╭──

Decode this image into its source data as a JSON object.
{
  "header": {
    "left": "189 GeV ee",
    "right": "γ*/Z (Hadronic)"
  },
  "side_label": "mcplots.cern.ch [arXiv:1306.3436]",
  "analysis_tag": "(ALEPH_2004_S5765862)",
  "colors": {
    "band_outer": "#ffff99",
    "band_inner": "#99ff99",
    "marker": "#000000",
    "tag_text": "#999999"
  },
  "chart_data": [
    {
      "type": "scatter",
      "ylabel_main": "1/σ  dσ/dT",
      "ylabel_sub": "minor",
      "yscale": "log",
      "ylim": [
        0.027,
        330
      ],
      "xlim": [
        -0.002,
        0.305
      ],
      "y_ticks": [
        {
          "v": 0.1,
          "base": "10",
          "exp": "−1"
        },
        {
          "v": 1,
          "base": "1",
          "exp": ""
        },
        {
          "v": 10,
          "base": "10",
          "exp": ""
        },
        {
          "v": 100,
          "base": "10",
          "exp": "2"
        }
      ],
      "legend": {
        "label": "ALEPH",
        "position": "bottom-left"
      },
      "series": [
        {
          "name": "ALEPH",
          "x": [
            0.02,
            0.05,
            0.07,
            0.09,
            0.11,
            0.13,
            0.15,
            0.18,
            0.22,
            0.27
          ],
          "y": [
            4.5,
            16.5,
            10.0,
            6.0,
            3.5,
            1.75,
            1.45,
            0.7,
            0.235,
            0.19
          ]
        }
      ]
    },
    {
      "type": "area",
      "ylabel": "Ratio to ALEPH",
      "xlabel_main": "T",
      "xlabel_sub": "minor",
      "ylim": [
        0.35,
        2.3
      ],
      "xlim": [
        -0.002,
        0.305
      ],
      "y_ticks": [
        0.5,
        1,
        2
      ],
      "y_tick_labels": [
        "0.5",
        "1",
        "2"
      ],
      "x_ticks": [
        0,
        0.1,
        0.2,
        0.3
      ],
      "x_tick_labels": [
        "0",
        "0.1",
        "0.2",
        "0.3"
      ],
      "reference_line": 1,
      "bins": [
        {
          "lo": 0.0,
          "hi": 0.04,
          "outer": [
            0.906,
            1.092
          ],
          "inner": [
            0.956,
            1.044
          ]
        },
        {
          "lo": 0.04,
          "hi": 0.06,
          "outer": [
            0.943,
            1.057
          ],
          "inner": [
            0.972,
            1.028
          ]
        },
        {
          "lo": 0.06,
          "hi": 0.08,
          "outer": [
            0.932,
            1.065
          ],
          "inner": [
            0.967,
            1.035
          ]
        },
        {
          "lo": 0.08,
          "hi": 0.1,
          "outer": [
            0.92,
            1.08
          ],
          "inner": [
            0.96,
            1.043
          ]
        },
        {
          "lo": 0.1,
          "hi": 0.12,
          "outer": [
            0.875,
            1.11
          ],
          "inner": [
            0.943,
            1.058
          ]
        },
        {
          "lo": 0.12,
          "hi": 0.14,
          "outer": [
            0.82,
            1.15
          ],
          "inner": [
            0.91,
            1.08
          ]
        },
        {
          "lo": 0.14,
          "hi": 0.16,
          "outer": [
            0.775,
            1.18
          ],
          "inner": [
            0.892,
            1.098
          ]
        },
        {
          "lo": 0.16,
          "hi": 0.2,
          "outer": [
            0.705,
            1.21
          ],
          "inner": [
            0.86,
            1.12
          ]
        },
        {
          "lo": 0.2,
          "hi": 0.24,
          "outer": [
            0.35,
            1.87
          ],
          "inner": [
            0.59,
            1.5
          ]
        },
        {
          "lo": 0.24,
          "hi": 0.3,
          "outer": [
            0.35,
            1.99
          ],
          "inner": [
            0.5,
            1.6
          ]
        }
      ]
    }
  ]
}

╰──

Identify each line of the material where the word "left" shows up, and copy it.

#### [Full output]
    "left": "189 GeV ee",
        "position": "bottom-left"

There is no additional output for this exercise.